Find every line below that contains the word "screenshot" and copy it out.

• LISTING
************

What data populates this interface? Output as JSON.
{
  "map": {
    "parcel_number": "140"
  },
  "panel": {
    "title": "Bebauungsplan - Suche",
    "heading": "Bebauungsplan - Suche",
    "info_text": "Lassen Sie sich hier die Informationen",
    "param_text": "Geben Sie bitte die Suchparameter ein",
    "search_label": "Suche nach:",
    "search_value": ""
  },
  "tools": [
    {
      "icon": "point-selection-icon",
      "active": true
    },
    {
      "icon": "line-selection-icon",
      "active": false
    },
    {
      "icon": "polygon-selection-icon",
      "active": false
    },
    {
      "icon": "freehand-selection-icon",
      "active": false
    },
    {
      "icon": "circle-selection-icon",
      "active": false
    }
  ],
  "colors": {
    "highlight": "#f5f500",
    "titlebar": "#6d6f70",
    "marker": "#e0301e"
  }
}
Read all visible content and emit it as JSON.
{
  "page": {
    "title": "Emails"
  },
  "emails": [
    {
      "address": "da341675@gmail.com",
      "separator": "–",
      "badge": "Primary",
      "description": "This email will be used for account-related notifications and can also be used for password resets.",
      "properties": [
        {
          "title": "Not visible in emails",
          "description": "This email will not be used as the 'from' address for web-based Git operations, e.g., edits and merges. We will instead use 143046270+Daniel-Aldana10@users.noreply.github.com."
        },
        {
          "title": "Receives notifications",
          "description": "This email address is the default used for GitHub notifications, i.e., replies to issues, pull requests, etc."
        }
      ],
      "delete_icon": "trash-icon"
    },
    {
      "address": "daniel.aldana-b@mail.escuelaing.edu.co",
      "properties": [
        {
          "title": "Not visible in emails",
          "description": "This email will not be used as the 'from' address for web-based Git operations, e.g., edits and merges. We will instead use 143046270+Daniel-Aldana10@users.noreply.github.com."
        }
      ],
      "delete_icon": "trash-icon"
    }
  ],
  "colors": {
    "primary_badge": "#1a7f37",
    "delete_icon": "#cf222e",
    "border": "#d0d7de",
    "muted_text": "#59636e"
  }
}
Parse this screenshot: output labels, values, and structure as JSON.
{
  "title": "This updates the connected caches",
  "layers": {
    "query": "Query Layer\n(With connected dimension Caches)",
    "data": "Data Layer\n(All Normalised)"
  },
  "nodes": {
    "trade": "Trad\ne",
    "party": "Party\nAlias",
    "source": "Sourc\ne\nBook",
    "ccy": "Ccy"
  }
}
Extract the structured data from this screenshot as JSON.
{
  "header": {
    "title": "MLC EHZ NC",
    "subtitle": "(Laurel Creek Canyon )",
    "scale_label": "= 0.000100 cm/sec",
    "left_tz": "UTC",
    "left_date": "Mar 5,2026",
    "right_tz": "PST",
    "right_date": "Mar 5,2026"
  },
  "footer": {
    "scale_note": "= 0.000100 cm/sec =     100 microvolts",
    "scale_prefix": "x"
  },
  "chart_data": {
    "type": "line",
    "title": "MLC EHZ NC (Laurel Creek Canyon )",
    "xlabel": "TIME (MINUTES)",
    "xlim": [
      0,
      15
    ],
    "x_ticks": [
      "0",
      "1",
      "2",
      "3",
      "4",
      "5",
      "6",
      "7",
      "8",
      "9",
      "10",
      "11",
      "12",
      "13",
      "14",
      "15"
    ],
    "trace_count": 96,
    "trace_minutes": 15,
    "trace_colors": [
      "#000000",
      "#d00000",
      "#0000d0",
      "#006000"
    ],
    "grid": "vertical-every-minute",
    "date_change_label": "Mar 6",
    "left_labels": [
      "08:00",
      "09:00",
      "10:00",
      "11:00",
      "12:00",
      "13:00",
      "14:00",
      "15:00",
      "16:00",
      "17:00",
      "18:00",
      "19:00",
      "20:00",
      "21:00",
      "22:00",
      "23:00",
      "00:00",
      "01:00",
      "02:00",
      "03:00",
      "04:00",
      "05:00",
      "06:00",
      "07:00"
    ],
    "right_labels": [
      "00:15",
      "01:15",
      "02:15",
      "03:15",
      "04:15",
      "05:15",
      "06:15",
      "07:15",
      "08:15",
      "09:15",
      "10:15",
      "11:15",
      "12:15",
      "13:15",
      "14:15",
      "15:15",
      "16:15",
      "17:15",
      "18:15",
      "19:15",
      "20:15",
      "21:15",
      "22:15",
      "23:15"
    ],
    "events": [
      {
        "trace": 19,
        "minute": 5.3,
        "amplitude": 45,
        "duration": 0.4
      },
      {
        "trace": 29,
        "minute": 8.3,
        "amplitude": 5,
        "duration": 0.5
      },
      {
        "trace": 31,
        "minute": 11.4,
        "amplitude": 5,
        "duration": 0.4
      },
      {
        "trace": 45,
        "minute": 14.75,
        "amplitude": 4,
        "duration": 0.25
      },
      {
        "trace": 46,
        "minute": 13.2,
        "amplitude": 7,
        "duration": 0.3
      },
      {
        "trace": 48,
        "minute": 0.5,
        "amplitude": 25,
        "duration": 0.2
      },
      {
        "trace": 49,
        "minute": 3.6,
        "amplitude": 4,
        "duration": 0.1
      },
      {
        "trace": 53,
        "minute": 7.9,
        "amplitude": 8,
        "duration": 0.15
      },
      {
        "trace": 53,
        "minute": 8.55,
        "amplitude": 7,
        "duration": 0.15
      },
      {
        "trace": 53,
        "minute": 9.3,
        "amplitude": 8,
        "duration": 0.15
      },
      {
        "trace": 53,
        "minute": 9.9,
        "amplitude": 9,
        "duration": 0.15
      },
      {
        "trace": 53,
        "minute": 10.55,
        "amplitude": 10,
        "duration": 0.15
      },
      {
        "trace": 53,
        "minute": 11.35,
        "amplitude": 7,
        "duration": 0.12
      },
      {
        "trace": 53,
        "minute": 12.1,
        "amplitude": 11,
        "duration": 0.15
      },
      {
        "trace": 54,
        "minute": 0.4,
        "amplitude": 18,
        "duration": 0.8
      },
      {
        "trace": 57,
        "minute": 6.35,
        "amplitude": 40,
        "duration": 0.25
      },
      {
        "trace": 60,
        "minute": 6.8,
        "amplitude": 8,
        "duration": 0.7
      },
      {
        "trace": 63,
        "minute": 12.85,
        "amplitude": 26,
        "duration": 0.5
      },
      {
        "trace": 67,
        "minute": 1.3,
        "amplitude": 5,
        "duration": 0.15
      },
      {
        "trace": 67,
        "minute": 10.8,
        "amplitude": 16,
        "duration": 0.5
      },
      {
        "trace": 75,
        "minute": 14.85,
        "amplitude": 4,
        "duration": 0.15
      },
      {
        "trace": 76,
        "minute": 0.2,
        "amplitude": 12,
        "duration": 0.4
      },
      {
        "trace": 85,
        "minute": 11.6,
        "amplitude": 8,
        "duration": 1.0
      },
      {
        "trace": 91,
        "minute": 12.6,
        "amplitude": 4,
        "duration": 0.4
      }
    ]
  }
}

************

• TASK ANSWER
Parse this screenshot: output labels, values, and structure as JSON.
Extract the structured data from this screenshot as JSON.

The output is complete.